**REQUIREMENT**: Reproduce every one of the following entries character for character, making no alterations of any kind.

**Listings of elements and regions**:
※ ※ ※
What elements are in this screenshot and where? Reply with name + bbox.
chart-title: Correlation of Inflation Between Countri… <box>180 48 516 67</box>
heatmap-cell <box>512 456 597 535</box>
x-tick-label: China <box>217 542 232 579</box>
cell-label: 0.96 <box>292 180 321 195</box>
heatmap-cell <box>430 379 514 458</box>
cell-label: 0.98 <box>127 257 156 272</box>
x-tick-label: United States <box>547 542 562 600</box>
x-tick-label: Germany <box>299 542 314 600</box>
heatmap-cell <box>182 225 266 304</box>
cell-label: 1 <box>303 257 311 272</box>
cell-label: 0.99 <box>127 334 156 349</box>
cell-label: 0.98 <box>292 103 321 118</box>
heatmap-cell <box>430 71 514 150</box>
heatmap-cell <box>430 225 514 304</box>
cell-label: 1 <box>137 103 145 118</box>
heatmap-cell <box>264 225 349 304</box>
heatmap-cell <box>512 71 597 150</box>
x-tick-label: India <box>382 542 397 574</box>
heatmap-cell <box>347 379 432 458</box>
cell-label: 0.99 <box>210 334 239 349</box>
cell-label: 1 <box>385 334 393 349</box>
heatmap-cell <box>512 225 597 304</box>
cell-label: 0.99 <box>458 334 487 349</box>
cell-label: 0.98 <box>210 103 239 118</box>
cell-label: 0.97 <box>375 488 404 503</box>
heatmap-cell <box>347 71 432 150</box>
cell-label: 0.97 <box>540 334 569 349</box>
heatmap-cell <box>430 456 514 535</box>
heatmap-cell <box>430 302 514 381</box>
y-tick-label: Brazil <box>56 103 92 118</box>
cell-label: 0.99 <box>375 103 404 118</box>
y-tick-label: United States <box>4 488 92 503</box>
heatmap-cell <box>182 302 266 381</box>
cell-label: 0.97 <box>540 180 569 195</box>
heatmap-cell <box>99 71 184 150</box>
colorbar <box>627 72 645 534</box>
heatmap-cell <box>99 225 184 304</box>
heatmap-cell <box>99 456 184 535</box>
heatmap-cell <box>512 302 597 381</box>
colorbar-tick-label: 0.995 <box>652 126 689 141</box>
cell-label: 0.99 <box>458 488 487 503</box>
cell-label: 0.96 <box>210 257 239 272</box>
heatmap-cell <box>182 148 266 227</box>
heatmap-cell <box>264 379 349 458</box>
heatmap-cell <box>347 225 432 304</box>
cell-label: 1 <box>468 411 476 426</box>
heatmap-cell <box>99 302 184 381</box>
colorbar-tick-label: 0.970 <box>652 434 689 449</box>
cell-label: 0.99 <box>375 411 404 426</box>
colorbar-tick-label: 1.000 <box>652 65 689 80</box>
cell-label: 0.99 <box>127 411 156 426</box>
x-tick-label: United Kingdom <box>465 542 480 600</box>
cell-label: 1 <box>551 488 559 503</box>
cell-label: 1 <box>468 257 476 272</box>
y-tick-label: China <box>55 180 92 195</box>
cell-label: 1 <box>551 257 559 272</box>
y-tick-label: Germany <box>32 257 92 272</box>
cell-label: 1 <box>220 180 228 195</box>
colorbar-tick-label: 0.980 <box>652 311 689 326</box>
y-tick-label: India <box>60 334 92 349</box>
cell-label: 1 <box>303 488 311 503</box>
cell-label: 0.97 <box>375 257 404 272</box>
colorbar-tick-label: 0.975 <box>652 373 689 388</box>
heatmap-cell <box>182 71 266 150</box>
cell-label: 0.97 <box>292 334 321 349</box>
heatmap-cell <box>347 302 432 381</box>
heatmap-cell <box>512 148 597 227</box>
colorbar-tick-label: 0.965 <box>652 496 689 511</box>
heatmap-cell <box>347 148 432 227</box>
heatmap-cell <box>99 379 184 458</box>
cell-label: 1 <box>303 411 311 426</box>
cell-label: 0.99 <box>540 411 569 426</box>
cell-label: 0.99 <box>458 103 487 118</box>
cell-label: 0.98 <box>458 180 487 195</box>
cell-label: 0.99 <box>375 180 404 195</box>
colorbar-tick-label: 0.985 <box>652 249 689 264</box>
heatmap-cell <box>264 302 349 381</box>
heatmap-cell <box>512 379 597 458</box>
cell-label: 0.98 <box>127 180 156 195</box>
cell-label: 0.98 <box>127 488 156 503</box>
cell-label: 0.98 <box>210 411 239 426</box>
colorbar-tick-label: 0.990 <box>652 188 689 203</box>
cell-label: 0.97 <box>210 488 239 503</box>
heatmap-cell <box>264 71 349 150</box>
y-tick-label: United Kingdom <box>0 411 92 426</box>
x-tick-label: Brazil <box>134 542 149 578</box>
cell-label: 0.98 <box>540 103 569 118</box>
※ ※ ※
**TASK SOLUTION**:
What elements are in this screenshot and where? Reply with name + bbox.
chart-title: Correlation of Inflation Between Countri… <box>180 48 516 67</box>
heatmap-cell <box>512 456 597 535</box>
x-tick-label: China <box>217 542 232 579</box>
cell-label: 0.96 <box>292 180 321 195</box>
heatmap-cell <box>430 379 514 458</box>
cell-label: 0.98 <box>127 257 156 272</box>
x-tick-label: United States <box>547 542 562 600</box>
x-tick-label: Germany <box>299 542 314 600</box>
heatmap-cell <box>182 225 266 304</box>
cell-label: 1 <box>303 257 311 272</box>
cell-label: 0.99 <box>127 334 156 349</box>
cell-label: 0.98 <box>292 103 321 118</box>
heatmap-cell <box>430 71 514 150</box>
heatmap-cell <box>430 225 514 304</box>
cell-label: 1 <box>137 103 145 118</box>
heatmap-cell <box>264 225 349 304</box>
heatmap-cell <box>512 71 597 150</box>
x-tick-label: India <box>382 542 397 574</box>
heatmap-cell <box>347 379 432 458</box>
cell-label: 0.99 <box>210 334 239 349</box>
cell-label: 1 <box>385 334 393 349</box>
heatmap-cell <box>512 225 597 304</box>
cell-label: 0.99 <box>458 334 487 349</box>
cell-label: 0.98 <box>210 103 239 118</box>
cell-label: 0.97 <box>375 488 404 503</box>
heatmap-cell <box>347 71 432 150</box>
cell-label: 0.97 <box>540 334 569 349</box>
heatmap-cell <box>430 456 514 535</box>
heatmap-cell <box>430 302 514 381</box>
y-tick-label: Brazil <box>56 103 92 118</box>
cell-label: 0.99 <box>375 103 404 118</box>
y-tick-label: United States <box>4 488 92 503</box>
heatmap-cell <box>182 302 266 381</box>
cell-label: 0.97 <box>540 180 569 195</box>
heatmap-cell <box>99 71 184 150</box>
colorbar <box>627 72 645 534</box>
heatmap-cell <box>99 225 184 304</box>
heatmap-cell <box>99 456 184 535</box>
heatmap-cell <box>512 302 597 381</box>
colorbar-tick-label: 0.995 <box>652 126 689 141</box>
cell-label: 0.99 <box>458 488 487 503</box>
cell-label: 0.96 <box>210 257 239 272</box>
heatmap-cell <box>182 148 266 227</box>
heatmap-cell <box>264 379 349 458</box>
heatmap-cell <box>347 225 432 304</box>
cell-label: 1 <box>468 411 476 426</box>
heatmap-cell <box>99 302 184 381</box>
colorbar-tick-label: 0.970 <box>652 434 689 449</box>
cell-label: 0.99 <box>375 411 404 426</box>
colorbar-tick-label: 1.000 <box>652 65 689 80</box>
cell-label: 0.99 <box>127 411 156 426</box>
x-tick-label: United Kingdom <box>465 542 480 600</box>
cell-label: 1 <box>551 488 559 503</box>
cell-label: 1 <box>468 257 476 272</box>
y-tick-label: China <box>55 180 92 195</box>
cell-label: 1 <box>551 257 559 272</box>
y-tick-label: Germany <box>32 257 92 272</box>
cell-label: 1 <box>220 180 228 195</box>
colorbar-tick-label: 0.980 <box>652 311 689 326</box>
y-tick-label: India <box>60 334 92 349</box>
cell-label: 1 <box>303 488 311 503</box>
cell-label: 0.97 <box>375 257 404 272</box>
colorbar-tick-label: 0.975 <box>652 373 689 388</box>
heatmap-cell <box>182 71 266 150</box>
cell-label: 0.97 <box>292 334 321 349</box>
heatmap-cell <box>347 302 432 381</box>
heatmap-cell <box>512 148 597 227</box>
colorbar-tick-label: 0.965 <box>652 496 689 511</box>
heatmap-cell <box>347 148 432 227</box>
heatmap-cell <box>99 379 184 458</box>
cell-label: 1 <box>303 411 311 426</box>
cell-label: 0.99 <box>540 411 569 426</box>
cell-label: 0.99 <box>458 103 487 118</box>
cell-label: 0.98 <box>458 180 487 195</box>
cell-label: 0.99 <box>375 180 404 195</box>
colorbar-tick-label: 0.985 <box>652 249 689 264</box>
heatmap-cell <box>264 302 349 381</box>
heatmap-cell <box>512 379 597 458</box>
cell-label: 0.98 <box>127 180 156 195</box>
cell-label: 0.98 <box>127 488 156 503</box>
cell-label: 0.98 <box>210 411 239 426</box>
colorbar-tick-label: 0.990 <box>652 188 689 203</box>
cell-label: 0.97 <box>210 488 239 503</box>
heatmap-cell <box>264 71 349 150</box>
y-tick-label: United Kingdom <box>0 411 92 426</box>
x-tick-label: Brazil <box>134 542 149 578</box>
cell-label: 0.98 <box>540 103 569 118</box>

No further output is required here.